**What you are asked to do**
Using the data below, gather each line that includes the word "title".

Some records
■ ■ ■ ■

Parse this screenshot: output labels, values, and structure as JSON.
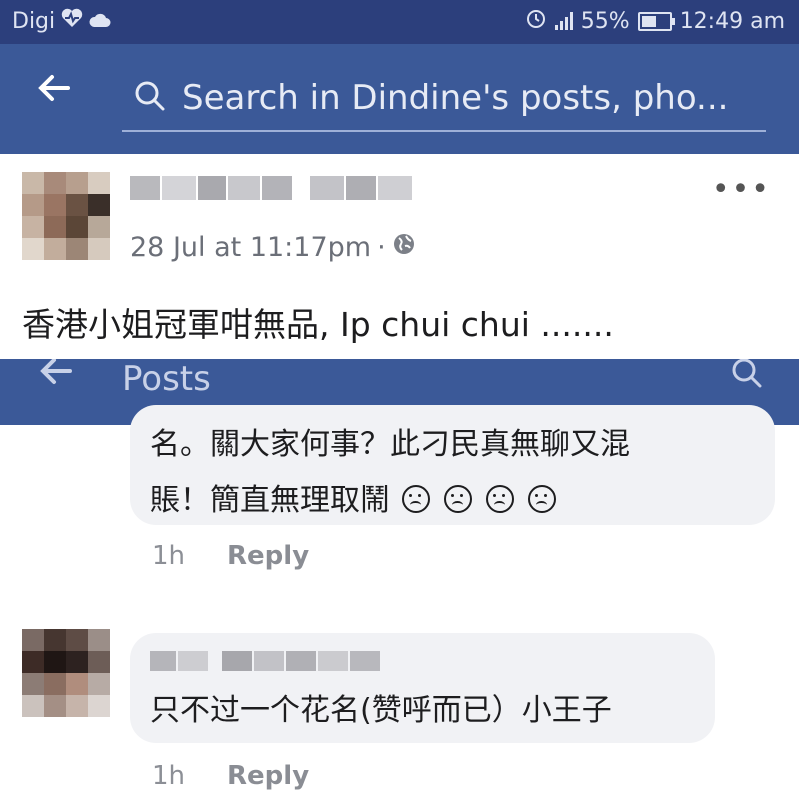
{
  "status_bar": {
    "carrier": "Digi",
    "battery": "55%",
    "battery_level": 0.55,
    "time": "12:49 am"
  },
  "search_bar": {
    "back_icon": "back-arrow-icon",
    "search_icon": "search-icon",
    "placeholder": "Search in Dindine's posts, pho..."
  },
  "post": {
    "timestamp": "28 Jul at 11:17pm",
    "separator": "·",
    "privacy_icon": "globe-icon",
    "text": "香港小姐冠軍咁無品, Ip chui chui .......",
    "more_icon": "more-dots-icon"
  },
  "posts_header": {
    "title": "Posts",
    "back_icon": "back-arrow-icon",
    "search_icon": "search-icon"
  },
  "comments": [
    {
      "lines": [
        "名。關大家何事？此刁民真無聊又混",
        "賬！簡直無理取鬧"
      ],
      "emoji_icon": "angry-face-icon",
      "time": "1h",
      "reply_label": "Reply"
    },
    {
      "text": "只不过一个花名(赞呼而已）小王子",
      "time": "1h",
      "reply_label": "Reply"
    }
  ],
  "colors": {
    "status_bar": "#2c3f7c",
    "header_blue": "#3b5998",
    "bubble_gray": "#f1f2f5"
  }
}
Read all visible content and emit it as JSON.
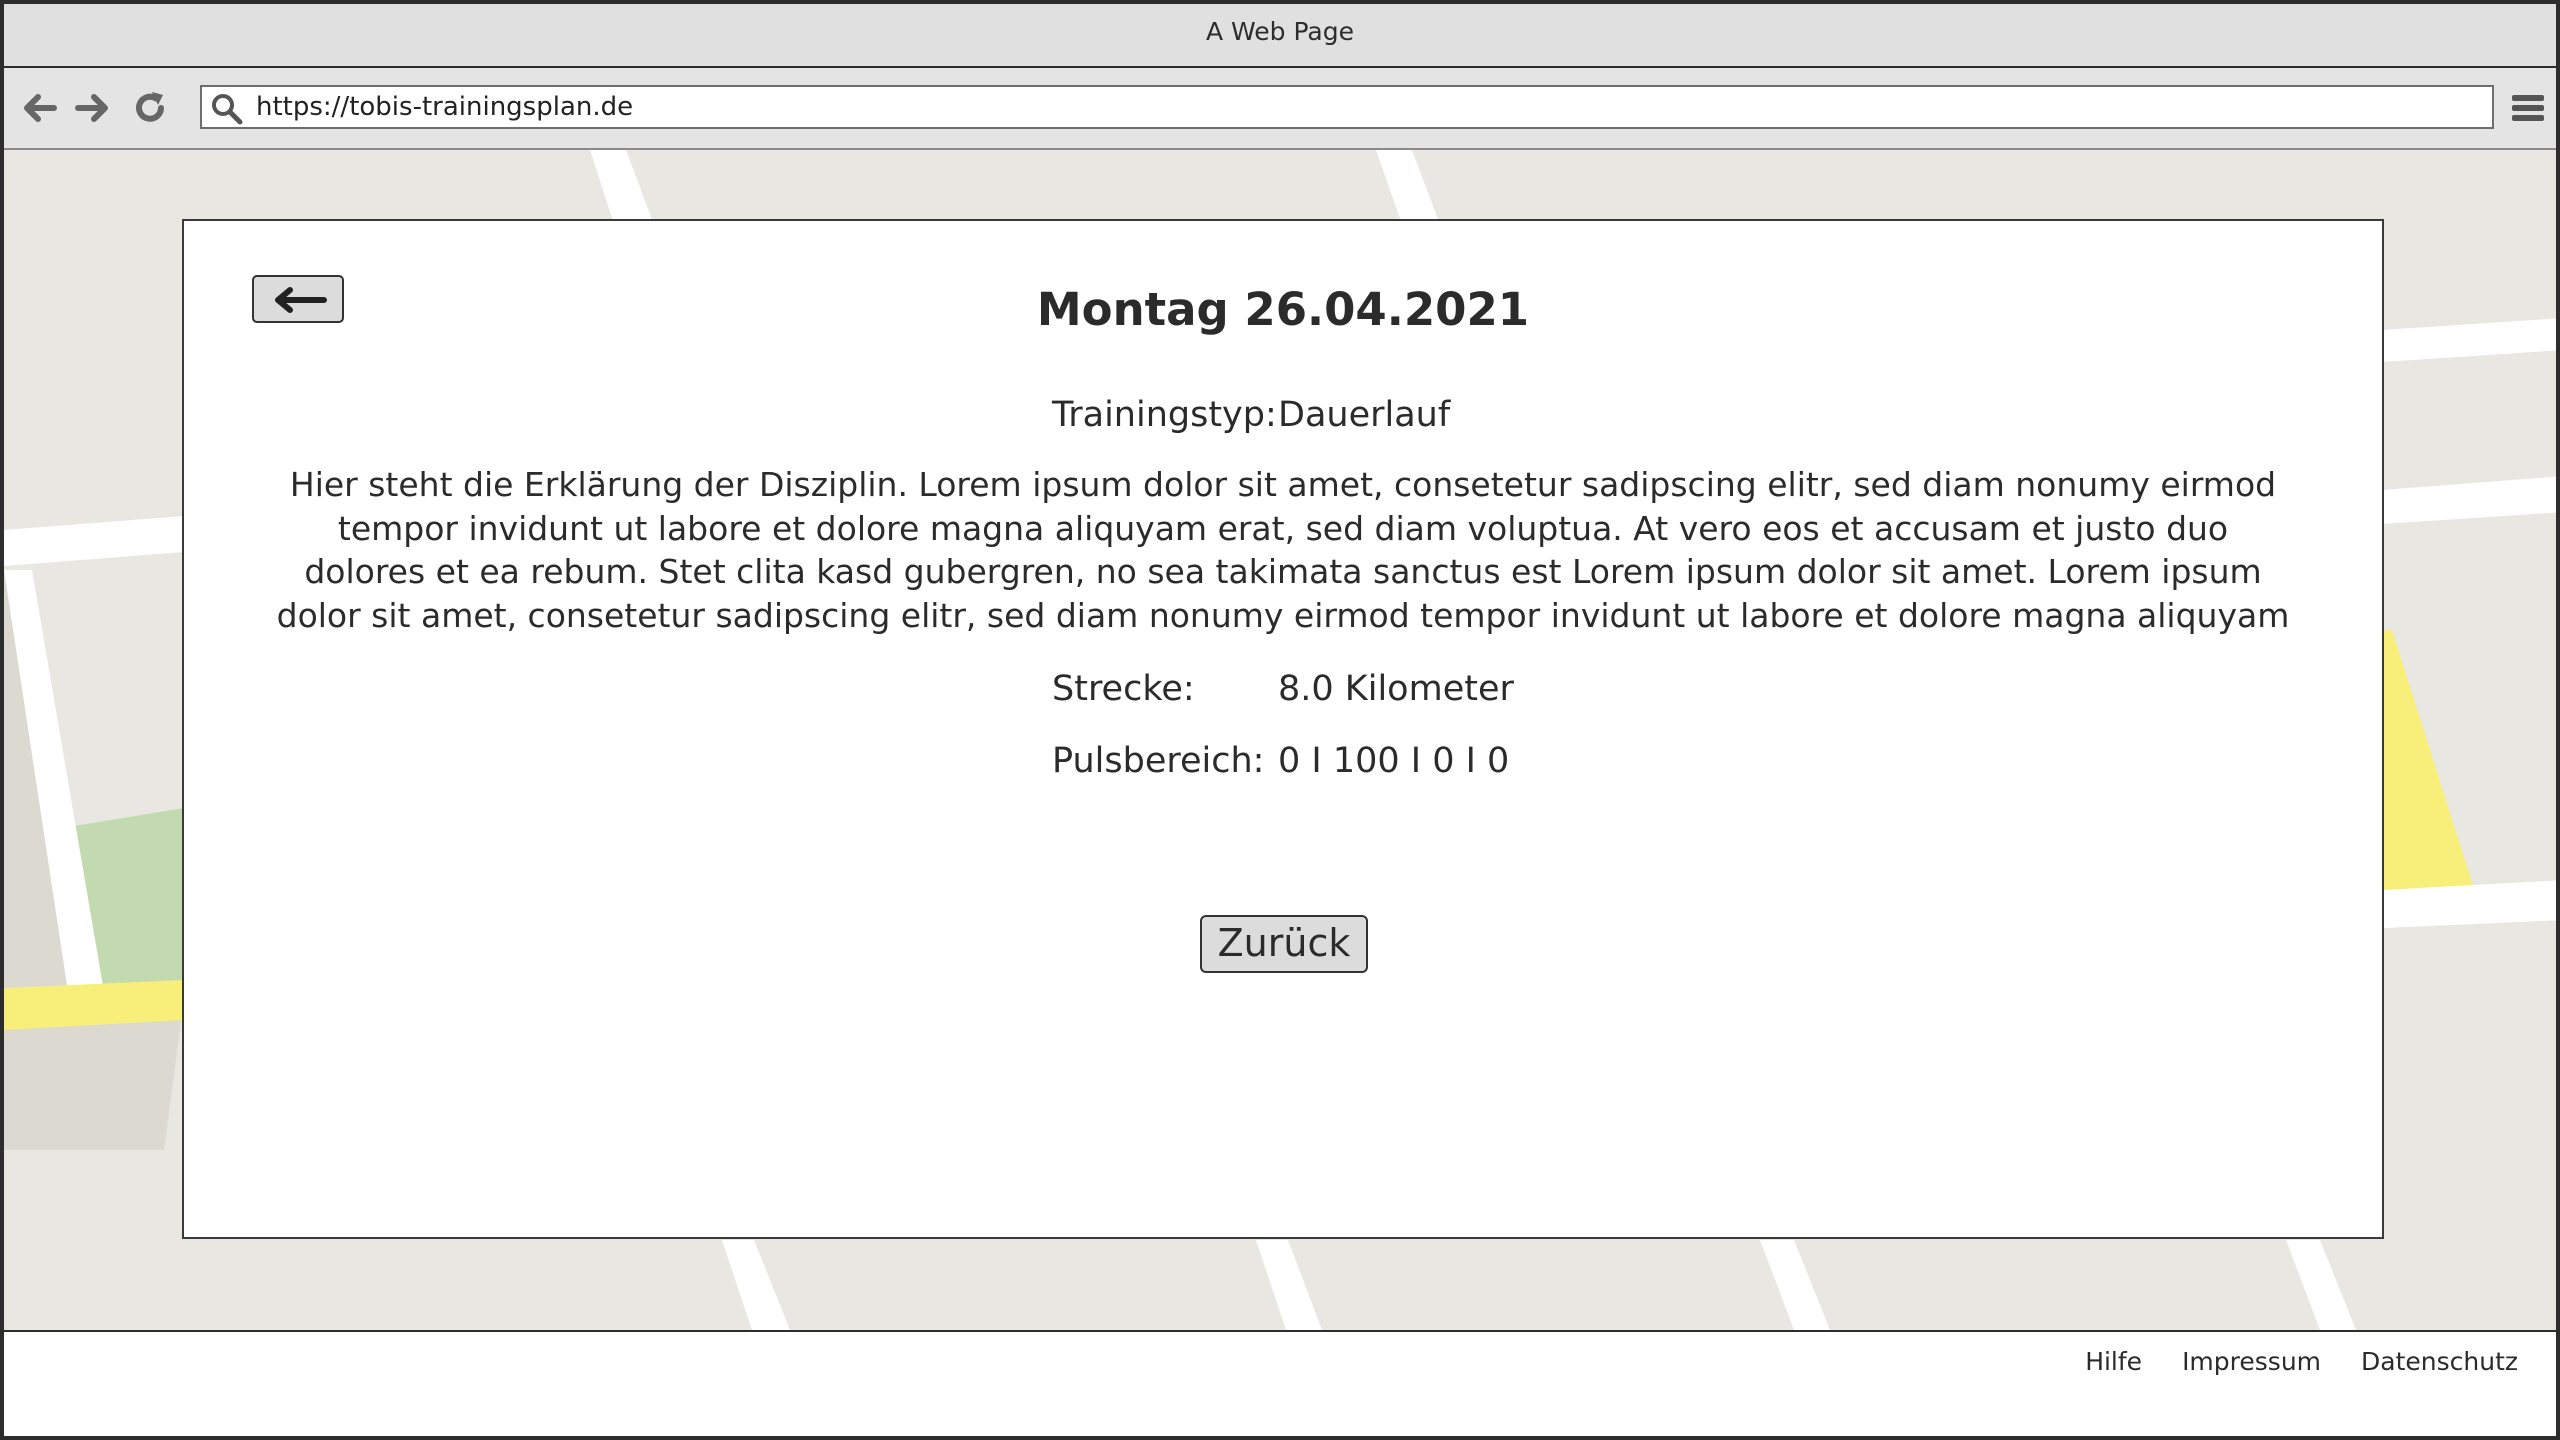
{
  "window": {
    "title": "A Web Page"
  },
  "toolbar": {
    "url": "https://tobis-trainingsplan.de",
    "icons": [
      "back-arrow-icon",
      "forward-arrow-icon",
      "reload-icon",
      "search-icon",
      "hamburger-menu-icon"
    ]
  },
  "dialog": {
    "title": "Montag 26.04.2021",
    "back_icon": "left-arrow-icon",
    "training_type_label": "Trainingstyp:",
    "training_type_value": "Dauerlauf",
    "description": "Hier steht die Erklärung der Disziplin. Lorem ipsum dolor sit amet, consetetur sadipscing elitr, sed diam nonumy eirmod tempor invidunt ut labore et dolore magna aliquyam erat, sed diam voluptua. At vero eos et accusam et justo duo dolores et ea rebum. Stet clita kasd gubergren, no sea takimata sanctus est Lorem ipsum dolor sit amet. Lorem ipsum dolor sit amet, consetetur sadipscing elitr, sed diam nonumy eirmod tempor invidunt ut labore et dolore magna aliquyam",
    "distance_label": "Strecke:",
    "distance_value": "8.0 Kilometer",
    "pulse_label": "Pulsbereich:",
    "pulse_value": "0 I 100 I 0 I 0",
    "back_button_label": "Zurück"
  },
  "footer": {
    "links": [
      "Hilfe",
      "Impressum",
      "Datenschutz"
    ]
  },
  "colors": {
    "map_background": "#e9e7e1",
    "map_road": "#ffffff",
    "map_highlight_road": "#f8ef7a",
    "map_park": "#c3d9b0",
    "button_fill": "#dcdcdc"
  }
}
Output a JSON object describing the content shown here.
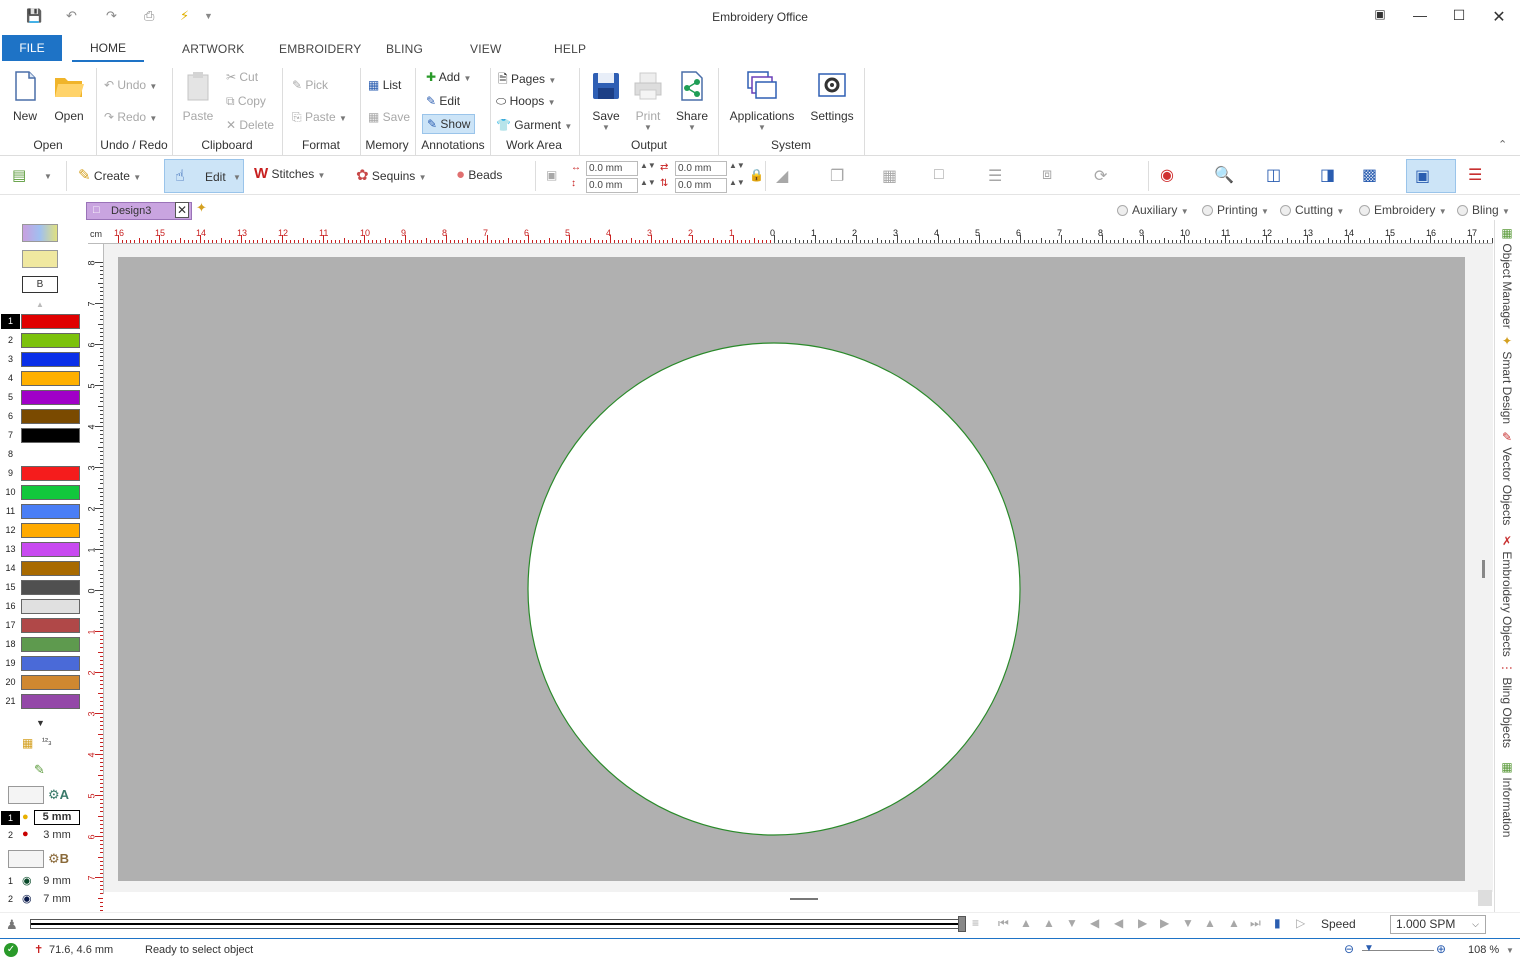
{
  "window": {
    "title": "Embroidery Office"
  },
  "tabs": [
    "FILE",
    "HOME",
    "ARTWORK",
    "EMBROIDERY",
    "BLING",
    "VIEW",
    "HELP"
  ],
  "ribbon": {
    "open_group": {
      "label": "Open",
      "new": "New",
      "open": "Open"
    },
    "undo_group": {
      "label": "Undo / Redo",
      "undo": "Undo",
      "redo": "Redo"
    },
    "clipboard_group": {
      "label": "Clipboard",
      "paste": "Paste",
      "cut": "Cut",
      "copy": "Copy",
      "delete": "Delete"
    },
    "format_group": {
      "label": "Format",
      "pick": "Pick",
      "paste": "Paste"
    },
    "memory_group": {
      "label": "Memory",
      "list": "List",
      "save": "Save"
    },
    "annotations_group": {
      "label": "Annotations",
      "add": "Add",
      "edit": "Edit",
      "show": "Show"
    },
    "workarea_group": {
      "label": "Work Area",
      "pages": "Pages",
      "hoops": "Hoops",
      "garment": "Garment"
    },
    "output_group": {
      "label": "Output",
      "save": "Save",
      "print": "Print",
      "share": "Share"
    },
    "system_group": {
      "label": "System",
      "applications": "Applications",
      "settings": "Settings"
    }
  },
  "toolbar": {
    "create": "Create",
    "edit": "Edit",
    "stitches": "Stitches",
    "sequins": "Sequins",
    "beads": "Beads",
    "x": "0.0 mm",
    "y": "0.0 mm",
    "w": "0.0 mm",
    "h": "0.0 mm"
  },
  "document": {
    "tab": "Design3",
    "filters": [
      "Auxiliary",
      "Printing",
      "Cutting",
      "Embroidery",
      "Bling"
    ]
  },
  "ruler": {
    "unit": "cm",
    "h_labels": [
      "16",
      "15",
      "14",
      "13",
      "12",
      "11",
      "10",
      "9",
      "8",
      "7",
      "6",
      "5",
      "4",
      "3",
      "2",
      "1",
      "0",
      "1",
      "2",
      "3",
      "4",
      "5",
      "6",
      "7",
      "8",
      "9",
      "10",
      "11",
      "12",
      "13",
      "14",
      "15",
      "16",
      "17"
    ],
    "v_labels": [
      "8",
      "7",
      "6",
      "5",
      "4",
      "3",
      "2",
      "1",
      "0",
      "1",
      "2",
      "3",
      "4",
      "5",
      "6",
      "7"
    ]
  },
  "palette": {
    "selector": "B",
    "colors": [
      {
        "n": "1",
        "hex": "#e00000"
      },
      {
        "n": "2",
        "hex": "#7cc20c"
      },
      {
        "n": "3",
        "hex": "#0a2fe8"
      },
      {
        "n": "4",
        "hex": "#ffb000"
      },
      {
        "n": "5",
        "hex": "#a000c8"
      },
      {
        "n": "6",
        "hex": "#7a4a00"
      },
      {
        "n": "7",
        "hex": "#000000"
      },
      {
        "n": "8",
        "hex": "#ffffff"
      },
      {
        "n": "9",
        "hex": "#f51c1c"
      },
      {
        "n": "10",
        "hex": "#12c83c"
      },
      {
        "n": "11",
        "hex": "#4a7ef5"
      },
      {
        "n": "12",
        "hex": "#ffaa00"
      },
      {
        "n": "13",
        "hex": "#c84af0"
      },
      {
        "n": "14",
        "hex": "#a86a00"
      },
      {
        "n": "15",
        "hex": "#505050"
      },
      {
        "n": "16",
        "hex": "#e0e0e0"
      },
      {
        "n": "17",
        "hex": "#b04848"
      },
      {
        "n": "18",
        "hex": "#5e9a4e"
      },
      {
        "n": "19",
        "hex": "#4a6ad8"
      },
      {
        "n": "20",
        "hex": "#d08830"
      },
      {
        "n": "21",
        "hex": "#9448a8"
      }
    ],
    "set_a_label": "A",
    "set_a": [
      {
        "n": "1",
        "size": "5 mm"
      },
      {
        "n": "2",
        "size": "3 mm"
      }
    ],
    "set_b_label": "B",
    "set_b": [
      {
        "n": "1",
        "size": "9 mm"
      },
      {
        "n": "2",
        "size": "7 mm"
      }
    ]
  },
  "right_panels": [
    "Object Manager",
    "Smart Design",
    "Vector Objects",
    "Embroidery Objects",
    "Bling Objects",
    "Information"
  ],
  "playback": {
    "speed_label": "Speed",
    "speed_value": "1.000 SPM"
  },
  "status": {
    "coords": "71.6, 4.6 mm",
    "message": "Ready to select object",
    "zoom": "108 %"
  },
  "colors": {
    "accent": "#1e73c6",
    "hoop_bg": "#b0b0b0",
    "circle_stroke": "#2a8a2a"
  }
}
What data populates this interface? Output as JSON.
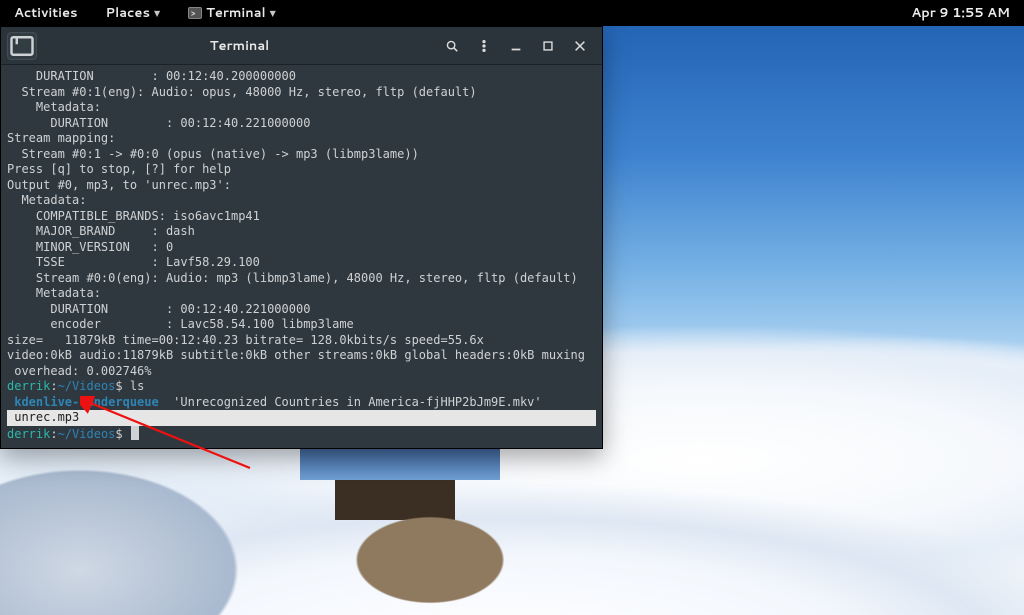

■ ■ ■ ■

**Exercise solution**
    "title": "Posts",
    "title": "A Web Page"
    "title": "Montag 26.04.2021",
    "title": "Embroidery Office"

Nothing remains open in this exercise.